(データセットの行)
....

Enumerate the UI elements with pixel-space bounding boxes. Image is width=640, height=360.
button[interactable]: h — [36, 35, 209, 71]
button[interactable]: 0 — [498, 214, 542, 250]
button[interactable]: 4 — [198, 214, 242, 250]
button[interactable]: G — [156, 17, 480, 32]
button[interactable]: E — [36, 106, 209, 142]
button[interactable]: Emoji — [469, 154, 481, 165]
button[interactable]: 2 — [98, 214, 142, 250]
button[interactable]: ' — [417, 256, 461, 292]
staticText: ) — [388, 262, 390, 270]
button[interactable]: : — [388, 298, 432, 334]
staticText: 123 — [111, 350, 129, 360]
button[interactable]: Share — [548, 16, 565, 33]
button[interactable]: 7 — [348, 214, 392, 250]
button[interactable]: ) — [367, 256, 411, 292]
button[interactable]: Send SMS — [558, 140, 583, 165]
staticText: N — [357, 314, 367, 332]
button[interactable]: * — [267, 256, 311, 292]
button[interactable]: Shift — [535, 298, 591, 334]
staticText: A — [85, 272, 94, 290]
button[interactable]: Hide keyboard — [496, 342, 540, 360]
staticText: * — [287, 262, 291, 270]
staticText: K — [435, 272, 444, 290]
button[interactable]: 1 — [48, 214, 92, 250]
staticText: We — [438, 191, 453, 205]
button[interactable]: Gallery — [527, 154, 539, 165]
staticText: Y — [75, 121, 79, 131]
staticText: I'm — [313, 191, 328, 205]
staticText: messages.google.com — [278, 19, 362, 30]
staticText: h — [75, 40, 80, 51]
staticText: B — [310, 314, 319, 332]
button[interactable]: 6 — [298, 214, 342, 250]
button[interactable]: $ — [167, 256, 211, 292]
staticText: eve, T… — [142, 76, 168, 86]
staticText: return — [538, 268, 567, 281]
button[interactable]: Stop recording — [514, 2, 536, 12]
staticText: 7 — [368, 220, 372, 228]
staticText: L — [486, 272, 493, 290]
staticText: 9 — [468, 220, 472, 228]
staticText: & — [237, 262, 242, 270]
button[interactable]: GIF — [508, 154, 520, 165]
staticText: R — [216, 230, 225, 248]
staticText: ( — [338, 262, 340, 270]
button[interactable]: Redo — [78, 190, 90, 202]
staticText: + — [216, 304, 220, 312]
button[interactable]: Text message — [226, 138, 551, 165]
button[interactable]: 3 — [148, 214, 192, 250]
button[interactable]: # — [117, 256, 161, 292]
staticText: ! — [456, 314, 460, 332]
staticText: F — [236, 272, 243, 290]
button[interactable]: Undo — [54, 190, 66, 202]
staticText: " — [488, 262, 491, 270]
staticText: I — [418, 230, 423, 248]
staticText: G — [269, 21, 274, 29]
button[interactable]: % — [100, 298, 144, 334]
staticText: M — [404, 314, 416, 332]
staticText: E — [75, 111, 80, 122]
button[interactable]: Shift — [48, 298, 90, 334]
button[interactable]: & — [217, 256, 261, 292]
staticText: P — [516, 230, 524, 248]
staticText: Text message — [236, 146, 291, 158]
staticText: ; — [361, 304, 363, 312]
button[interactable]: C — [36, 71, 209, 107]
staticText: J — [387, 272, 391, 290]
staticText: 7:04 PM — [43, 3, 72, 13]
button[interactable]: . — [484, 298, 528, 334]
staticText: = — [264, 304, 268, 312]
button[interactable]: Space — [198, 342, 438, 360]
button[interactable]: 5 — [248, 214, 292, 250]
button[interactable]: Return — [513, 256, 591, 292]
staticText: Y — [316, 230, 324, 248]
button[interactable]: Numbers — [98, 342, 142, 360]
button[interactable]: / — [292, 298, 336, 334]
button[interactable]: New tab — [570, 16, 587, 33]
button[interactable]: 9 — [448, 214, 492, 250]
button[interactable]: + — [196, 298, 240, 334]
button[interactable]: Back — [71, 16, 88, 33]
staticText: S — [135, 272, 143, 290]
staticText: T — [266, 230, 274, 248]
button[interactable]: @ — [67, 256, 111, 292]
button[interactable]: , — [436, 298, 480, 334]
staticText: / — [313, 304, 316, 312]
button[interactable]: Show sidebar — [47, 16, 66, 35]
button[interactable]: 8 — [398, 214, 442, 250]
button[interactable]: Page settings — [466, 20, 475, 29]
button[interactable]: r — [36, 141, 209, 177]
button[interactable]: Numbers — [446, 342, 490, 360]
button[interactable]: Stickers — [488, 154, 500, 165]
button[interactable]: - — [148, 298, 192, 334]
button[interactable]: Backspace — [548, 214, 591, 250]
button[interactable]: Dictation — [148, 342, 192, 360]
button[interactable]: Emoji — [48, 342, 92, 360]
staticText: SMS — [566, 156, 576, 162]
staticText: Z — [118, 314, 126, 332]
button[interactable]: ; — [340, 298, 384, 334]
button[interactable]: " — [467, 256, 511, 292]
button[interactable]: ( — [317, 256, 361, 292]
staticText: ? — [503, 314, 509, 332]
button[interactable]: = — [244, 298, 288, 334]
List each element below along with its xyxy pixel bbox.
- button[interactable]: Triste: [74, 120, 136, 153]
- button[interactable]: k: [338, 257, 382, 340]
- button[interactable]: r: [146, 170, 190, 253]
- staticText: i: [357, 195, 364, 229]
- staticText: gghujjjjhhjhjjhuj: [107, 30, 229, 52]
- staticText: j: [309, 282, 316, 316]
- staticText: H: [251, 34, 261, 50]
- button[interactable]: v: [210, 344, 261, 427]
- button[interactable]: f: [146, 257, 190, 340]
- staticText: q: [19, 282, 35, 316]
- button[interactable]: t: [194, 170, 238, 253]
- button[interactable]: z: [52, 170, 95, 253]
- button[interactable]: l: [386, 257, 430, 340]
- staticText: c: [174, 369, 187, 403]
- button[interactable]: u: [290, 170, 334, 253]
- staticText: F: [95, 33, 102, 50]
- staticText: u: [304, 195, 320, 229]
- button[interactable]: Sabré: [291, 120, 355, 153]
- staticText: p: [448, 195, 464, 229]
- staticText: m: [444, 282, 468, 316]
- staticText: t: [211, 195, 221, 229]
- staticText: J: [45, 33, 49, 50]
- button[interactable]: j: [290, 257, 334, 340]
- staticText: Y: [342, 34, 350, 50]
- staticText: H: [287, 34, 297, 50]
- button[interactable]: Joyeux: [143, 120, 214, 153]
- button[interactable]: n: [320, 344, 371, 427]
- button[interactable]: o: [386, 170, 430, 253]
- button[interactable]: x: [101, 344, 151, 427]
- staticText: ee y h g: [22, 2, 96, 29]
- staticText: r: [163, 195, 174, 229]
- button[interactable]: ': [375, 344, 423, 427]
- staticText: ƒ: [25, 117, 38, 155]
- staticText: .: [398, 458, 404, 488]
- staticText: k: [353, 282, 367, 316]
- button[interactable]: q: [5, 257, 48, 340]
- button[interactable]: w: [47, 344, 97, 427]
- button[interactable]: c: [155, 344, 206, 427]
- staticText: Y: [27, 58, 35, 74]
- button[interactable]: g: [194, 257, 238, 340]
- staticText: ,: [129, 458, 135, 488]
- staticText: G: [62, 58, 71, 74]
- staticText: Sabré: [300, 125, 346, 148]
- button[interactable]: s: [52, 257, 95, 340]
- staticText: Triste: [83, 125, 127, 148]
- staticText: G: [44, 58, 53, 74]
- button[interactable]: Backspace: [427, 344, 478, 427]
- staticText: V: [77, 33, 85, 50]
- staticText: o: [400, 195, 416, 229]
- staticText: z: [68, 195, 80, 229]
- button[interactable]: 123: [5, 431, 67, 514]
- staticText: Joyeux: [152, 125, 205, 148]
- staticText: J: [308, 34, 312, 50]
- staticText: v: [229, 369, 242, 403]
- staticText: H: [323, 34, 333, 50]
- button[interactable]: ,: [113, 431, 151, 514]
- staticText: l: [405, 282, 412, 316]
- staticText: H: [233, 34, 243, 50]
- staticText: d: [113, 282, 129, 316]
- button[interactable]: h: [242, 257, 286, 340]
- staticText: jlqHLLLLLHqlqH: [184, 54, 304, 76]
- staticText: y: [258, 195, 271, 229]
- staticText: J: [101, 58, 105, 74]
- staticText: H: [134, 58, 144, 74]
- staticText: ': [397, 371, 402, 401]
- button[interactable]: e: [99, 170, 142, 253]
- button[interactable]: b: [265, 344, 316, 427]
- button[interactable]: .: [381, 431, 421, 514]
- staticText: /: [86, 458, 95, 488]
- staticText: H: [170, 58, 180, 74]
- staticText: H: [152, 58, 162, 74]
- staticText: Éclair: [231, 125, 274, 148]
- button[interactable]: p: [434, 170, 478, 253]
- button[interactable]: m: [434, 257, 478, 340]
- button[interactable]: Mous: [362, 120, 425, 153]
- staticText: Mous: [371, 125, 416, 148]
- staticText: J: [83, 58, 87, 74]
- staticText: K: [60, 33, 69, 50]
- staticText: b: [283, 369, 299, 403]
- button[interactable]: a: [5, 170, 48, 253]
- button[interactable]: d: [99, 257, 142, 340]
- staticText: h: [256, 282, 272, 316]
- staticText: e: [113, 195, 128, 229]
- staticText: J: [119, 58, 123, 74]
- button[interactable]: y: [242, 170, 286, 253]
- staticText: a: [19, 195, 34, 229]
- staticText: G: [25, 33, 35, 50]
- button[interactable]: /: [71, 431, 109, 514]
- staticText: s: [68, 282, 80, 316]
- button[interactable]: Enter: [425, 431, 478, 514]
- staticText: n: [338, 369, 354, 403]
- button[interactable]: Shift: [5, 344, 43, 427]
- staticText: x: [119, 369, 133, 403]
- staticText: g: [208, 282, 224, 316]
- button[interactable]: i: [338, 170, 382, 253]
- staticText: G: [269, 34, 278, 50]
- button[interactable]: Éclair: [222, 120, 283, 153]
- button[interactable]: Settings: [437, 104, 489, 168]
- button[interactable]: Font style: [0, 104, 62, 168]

....

• 課題: 先頭の行から「staticText: L — [486, 272, 493, 290]」を含む行までを、一字一句変えずに打ち直してください。最後の行も含めます。

• 解答:
Enumerate the UI elements with pixel-space bounding boxes. Image is width=640, height=360.
button[interactable]: h — [36, 35, 209, 71]
button[interactable]: 0 — [498, 214, 542, 250]
button[interactable]: 4 — [198, 214, 242, 250]
button[interactable]: G — [156, 17, 480, 32]
button[interactable]: E — [36, 106, 209, 142]
button[interactable]: Emoji — [469, 154, 481, 165]
button[interactable]: 2 — [98, 214, 142, 250]
button[interactable]: ' — [417, 256, 461, 292]
staticText: ) — [388, 262, 390, 270]
button[interactable]: : — [388, 298, 432, 334]
staticText: 123 — [111, 350, 129, 360]
button[interactable]: Share — [548, 16, 565, 33]
button[interactable]: 7 — [348, 214, 392, 250]
button[interactable]: ) — [367, 256, 411, 292]
button[interactable]: Send SMS — [558, 140, 583, 165]
staticText: N — [357, 314, 367, 332]
button[interactable]: * — [267, 256, 311, 292]
button[interactable]: Shift — [535, 298, 591, 334]
staticText: A — [85, 272, 94, 290]
button[interactable]: Hide keyboard — [496, 342, 540, 360]
staticText: * — [287, 262, 291, 270]
staticText: K — [435, 272, 444, 290]
button[interactable]: 1 — [48, 214, 92, 250]
staticText: We — [438, 191, 453, 205]
button[interactable]: Gallery — [527, 154, 539, 165]
staticText: Y — [75, 121, 79, 131]
staticText: I'm — [313, 191, 328, 205]
staticText: messages.google.com — [278, 19, 362, 30]
staticText: h — [75, 40, 80, 51]
staticText: B — [310, 314, 319, 332]
button[interactable]: 6 — [298, 214, 342, 250]
button[interactable]: $ — [167, 256, 211, 292]
staticText: eve, T… — [142, 76, 168, 86]
staticText: return — [538, 268, 567, 281]
button[interactable]: Stop recording — [514, 2, 536, 12]
staticText: 7 — [368, 220, 372, 228]
staticText: L — [486, 272, 493, 290]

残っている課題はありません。